Description of the task = Check each line of the listing for the word "image" and give only the number of lines that have it.

Data excerpts:
======

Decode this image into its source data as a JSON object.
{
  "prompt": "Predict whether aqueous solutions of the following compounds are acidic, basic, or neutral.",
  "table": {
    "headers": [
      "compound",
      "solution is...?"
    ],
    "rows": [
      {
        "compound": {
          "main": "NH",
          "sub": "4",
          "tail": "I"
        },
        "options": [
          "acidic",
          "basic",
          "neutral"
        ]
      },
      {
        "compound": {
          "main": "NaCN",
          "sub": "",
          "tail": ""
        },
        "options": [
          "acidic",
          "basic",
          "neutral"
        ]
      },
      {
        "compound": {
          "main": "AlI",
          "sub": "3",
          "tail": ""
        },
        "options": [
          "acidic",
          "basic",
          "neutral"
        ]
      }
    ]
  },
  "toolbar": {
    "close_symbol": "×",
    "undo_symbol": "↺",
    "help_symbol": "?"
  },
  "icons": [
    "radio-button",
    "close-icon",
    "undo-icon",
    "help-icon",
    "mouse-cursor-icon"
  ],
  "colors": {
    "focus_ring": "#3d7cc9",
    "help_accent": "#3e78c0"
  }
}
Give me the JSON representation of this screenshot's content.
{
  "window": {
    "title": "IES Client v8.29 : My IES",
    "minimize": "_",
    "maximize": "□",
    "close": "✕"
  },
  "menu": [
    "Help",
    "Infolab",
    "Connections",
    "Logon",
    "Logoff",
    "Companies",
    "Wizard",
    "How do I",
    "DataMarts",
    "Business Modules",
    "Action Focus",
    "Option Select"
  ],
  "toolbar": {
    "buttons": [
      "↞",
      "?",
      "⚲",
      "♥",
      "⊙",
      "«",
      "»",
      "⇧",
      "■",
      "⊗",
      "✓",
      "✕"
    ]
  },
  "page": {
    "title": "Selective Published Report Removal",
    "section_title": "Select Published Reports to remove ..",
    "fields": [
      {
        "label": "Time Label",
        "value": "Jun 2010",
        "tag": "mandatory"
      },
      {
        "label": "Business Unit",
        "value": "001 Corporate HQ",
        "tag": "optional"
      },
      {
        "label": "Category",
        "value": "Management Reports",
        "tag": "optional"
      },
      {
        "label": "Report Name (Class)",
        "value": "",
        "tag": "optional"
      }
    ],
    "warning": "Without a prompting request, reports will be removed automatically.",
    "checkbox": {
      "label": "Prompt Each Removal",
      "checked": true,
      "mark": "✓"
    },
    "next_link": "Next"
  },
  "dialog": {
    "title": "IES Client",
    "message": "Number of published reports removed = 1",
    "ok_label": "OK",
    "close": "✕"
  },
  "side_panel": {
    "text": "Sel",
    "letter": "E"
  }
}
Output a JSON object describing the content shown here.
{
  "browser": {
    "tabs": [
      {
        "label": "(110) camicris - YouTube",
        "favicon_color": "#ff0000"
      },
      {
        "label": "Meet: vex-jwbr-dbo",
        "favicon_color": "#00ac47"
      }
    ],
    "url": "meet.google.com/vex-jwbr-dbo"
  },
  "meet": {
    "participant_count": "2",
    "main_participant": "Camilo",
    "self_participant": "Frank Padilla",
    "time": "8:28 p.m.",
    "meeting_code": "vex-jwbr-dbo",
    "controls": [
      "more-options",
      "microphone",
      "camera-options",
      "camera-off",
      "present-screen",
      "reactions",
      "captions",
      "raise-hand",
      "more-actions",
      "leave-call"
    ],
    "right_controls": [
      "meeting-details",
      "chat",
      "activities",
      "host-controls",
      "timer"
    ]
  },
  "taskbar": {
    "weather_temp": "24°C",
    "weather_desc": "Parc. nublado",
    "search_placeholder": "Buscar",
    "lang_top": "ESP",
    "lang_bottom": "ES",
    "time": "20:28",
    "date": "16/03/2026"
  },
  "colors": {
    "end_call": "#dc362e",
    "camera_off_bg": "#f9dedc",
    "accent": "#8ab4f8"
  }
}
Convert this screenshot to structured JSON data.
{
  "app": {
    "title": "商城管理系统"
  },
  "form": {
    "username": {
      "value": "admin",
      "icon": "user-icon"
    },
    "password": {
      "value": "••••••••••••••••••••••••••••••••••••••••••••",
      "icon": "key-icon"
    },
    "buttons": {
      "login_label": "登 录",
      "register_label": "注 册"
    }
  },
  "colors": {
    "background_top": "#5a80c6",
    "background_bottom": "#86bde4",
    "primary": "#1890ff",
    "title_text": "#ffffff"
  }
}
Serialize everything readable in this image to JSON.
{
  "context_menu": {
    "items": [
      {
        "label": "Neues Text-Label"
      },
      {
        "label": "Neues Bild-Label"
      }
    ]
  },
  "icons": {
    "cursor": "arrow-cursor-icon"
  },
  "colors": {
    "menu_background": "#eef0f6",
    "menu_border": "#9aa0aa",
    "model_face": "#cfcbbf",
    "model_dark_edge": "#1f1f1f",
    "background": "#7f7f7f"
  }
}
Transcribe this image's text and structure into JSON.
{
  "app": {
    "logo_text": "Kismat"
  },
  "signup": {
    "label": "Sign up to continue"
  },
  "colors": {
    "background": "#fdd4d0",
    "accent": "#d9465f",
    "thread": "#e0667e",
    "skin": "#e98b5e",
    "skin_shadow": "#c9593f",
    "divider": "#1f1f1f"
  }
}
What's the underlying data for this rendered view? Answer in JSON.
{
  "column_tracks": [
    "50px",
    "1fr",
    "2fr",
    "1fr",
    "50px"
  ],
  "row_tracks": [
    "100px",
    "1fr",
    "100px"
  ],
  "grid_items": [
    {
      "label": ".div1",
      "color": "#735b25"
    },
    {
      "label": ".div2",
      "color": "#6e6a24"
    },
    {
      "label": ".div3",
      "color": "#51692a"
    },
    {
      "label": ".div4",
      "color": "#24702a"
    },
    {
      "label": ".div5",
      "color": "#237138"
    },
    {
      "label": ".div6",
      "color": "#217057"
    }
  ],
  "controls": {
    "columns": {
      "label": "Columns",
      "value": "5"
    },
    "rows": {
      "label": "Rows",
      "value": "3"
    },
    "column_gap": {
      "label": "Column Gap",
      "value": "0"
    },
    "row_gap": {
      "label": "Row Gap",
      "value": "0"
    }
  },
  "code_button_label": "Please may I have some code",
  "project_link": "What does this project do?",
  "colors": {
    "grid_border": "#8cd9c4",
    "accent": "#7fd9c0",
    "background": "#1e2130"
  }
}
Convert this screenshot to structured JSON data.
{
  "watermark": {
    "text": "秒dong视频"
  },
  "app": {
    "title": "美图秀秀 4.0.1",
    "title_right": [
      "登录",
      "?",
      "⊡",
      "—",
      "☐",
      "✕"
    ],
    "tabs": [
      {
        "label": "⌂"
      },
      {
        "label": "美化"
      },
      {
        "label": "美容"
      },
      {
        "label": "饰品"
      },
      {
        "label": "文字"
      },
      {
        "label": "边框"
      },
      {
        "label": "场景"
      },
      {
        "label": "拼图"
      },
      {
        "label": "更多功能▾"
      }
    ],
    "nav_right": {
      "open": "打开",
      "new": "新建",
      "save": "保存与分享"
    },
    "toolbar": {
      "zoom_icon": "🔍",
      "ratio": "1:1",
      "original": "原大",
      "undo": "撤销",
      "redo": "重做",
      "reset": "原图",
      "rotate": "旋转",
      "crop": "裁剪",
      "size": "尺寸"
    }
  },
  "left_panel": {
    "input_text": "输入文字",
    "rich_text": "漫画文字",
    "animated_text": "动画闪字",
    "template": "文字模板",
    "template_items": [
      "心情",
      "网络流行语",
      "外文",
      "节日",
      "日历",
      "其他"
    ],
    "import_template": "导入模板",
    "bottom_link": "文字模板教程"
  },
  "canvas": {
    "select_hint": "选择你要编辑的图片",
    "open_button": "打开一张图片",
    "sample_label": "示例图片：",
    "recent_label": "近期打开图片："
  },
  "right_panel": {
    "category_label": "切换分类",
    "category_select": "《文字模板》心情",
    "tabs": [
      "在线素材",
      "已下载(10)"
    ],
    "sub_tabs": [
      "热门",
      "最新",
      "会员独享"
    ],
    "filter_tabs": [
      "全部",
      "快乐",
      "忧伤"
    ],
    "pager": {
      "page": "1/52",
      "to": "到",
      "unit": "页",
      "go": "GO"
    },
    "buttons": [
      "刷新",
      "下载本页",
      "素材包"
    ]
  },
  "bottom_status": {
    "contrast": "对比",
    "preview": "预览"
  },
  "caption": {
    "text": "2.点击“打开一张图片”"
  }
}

======

Result for this task = 3